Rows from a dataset

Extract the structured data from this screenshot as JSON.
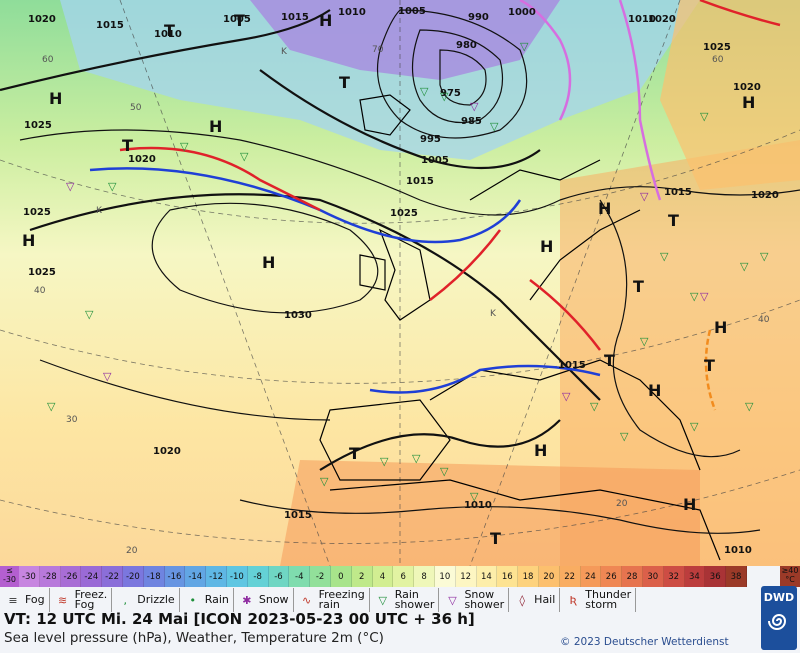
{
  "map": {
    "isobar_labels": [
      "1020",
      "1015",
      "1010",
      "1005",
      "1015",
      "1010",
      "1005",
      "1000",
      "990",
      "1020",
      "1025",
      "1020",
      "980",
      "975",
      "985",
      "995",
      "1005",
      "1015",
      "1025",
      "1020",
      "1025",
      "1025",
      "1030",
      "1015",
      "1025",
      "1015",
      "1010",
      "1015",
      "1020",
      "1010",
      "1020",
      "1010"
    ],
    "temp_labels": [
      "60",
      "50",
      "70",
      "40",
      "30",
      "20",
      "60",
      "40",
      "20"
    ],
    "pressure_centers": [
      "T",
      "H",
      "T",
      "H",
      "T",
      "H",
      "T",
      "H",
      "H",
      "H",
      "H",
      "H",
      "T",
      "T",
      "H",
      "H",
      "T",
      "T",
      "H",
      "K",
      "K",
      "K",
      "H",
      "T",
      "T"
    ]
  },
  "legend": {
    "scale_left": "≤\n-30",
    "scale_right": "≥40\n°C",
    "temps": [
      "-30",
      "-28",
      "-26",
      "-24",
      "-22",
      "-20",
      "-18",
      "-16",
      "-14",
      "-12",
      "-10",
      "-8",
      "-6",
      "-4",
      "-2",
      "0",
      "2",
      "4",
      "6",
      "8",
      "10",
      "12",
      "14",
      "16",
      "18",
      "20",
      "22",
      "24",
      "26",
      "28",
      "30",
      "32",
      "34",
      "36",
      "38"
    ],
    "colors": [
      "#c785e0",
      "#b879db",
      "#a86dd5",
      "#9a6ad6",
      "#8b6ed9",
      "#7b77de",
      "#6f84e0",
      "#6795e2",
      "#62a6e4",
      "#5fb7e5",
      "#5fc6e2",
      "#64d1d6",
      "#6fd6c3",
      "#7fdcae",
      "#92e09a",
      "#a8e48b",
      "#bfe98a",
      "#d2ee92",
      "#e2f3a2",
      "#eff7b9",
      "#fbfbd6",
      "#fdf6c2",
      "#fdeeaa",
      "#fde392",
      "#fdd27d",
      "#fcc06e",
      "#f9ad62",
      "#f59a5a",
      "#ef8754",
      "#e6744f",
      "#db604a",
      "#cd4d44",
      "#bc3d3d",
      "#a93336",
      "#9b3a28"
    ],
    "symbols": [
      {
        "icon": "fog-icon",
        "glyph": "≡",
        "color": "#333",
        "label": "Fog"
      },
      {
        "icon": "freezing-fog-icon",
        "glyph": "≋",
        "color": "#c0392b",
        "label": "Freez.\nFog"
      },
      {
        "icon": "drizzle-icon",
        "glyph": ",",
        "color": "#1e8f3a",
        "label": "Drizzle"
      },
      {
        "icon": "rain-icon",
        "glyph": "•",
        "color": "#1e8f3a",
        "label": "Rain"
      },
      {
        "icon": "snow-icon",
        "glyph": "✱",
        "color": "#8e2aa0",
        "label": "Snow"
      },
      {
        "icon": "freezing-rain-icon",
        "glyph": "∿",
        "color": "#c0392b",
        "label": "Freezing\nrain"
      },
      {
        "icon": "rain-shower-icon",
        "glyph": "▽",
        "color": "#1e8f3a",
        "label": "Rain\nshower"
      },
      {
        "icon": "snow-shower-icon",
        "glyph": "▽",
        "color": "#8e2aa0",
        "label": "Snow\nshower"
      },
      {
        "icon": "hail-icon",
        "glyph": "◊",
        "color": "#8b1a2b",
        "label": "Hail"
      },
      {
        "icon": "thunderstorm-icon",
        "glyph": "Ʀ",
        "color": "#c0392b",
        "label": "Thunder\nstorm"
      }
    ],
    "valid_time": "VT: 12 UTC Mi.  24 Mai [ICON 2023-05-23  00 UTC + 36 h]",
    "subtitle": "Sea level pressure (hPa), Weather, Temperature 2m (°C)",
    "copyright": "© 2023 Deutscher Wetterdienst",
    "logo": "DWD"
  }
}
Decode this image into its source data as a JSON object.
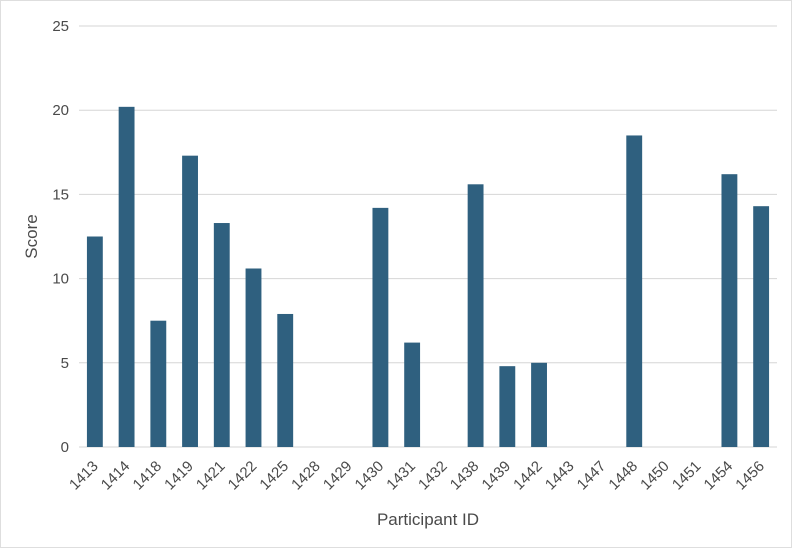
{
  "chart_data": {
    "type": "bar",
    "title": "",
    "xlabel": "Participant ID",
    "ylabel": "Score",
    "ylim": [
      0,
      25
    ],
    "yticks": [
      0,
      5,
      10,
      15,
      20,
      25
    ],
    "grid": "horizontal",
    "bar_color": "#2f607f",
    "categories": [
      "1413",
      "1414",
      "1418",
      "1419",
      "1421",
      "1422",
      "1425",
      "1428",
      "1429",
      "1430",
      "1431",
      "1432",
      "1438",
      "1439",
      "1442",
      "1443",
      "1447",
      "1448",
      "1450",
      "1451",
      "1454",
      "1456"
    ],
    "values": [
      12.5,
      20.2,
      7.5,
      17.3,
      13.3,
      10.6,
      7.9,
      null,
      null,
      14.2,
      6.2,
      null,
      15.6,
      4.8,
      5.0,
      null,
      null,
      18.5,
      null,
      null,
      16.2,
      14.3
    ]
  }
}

▶ [Exercise goal]
In the listing, find each line with the string "glyph" and copy it.

▶ [Complete answer]
        "glyph": "≡",
        "glyph": "≋",
        "glyph": ",",
        "glyph": "•",
        "glyph": "✱",
        "glyph": "∿",
        "glyph": "▽",
        "glyph": "▽",
        "glyph": "◊",
        "glyph": "Ʀ",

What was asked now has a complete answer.